## TASK GOAL
Duplicate the stretch of the work-integral question below that begins at the words "For the life" and stops after the words "over the path?".

## DOCUMENT EXTRACT
· · · · · · ·
For the life of me I can't see where I'm going wrong with this.
Given the vector field
$$ F(x, y) = \left[ xy, \frac{2y}{x} \right] $$
a particle travels on the hyperbola
$$ \frac{x^2}{4} - y^2 = 1 $$
from $ \left(2\sqrt{10}, -3 \right) $ to $ \left(2, 0 \right) $ how much work is done by the force over the path?
My take on this is to solve for x and parametrize $t = y^2 + 1$ such that
$$ x = 2\sqrt{t} $$ $$ y = \sqrt{t-1} $$ $$ t\in\left[10,1\right]$$
for which
$$ \int_C F(r(t)) \cdot r'(t) dt = \int_{10}^1 2\sqrt{t}\sqrt{t-1}\frac{1}{\sqrt{t}} + \frac{2\sqrt{t-1}}{2\sqrt{t}}\frac{1}{2\sqrt{t-1}} $$ $$ = \left. \left(\frac{4}{3}\left(t-1\right)^{\frac{3}{2}} + \sqrt{t} \right) \right|_{10}^1 = -35 - \sqrt{10} $$
would be grateful for any input.
· · · · · · ·
## SUPPLIED DATA
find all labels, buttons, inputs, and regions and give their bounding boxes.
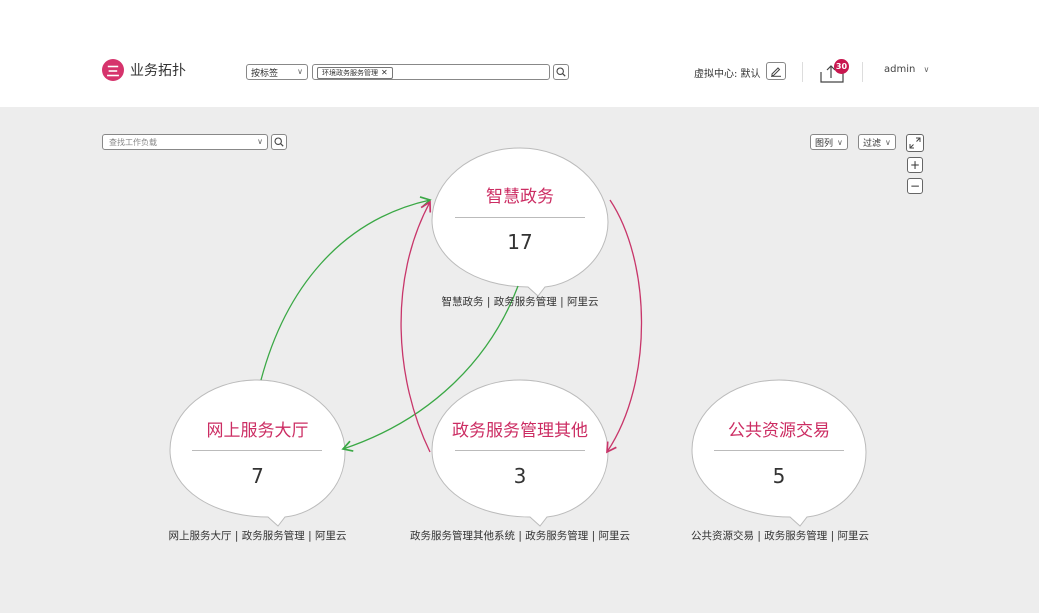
· · · · · · ·
## RESULT OF THIS TASK
For the life of me I can't see where I'm going wrong with this.
Given the vector field
$$ F(x, y) = \left[ xy, \frac{2y}{x} \right] $$
a particle travels on the hyperbola
$$ \frac{x^2}{4} - y^2 = 1 $$
from $ \left(2\sqrt{10}, -3 \right) $ to $ \left(2, 0 \right) $ how much work is done by the force over the path?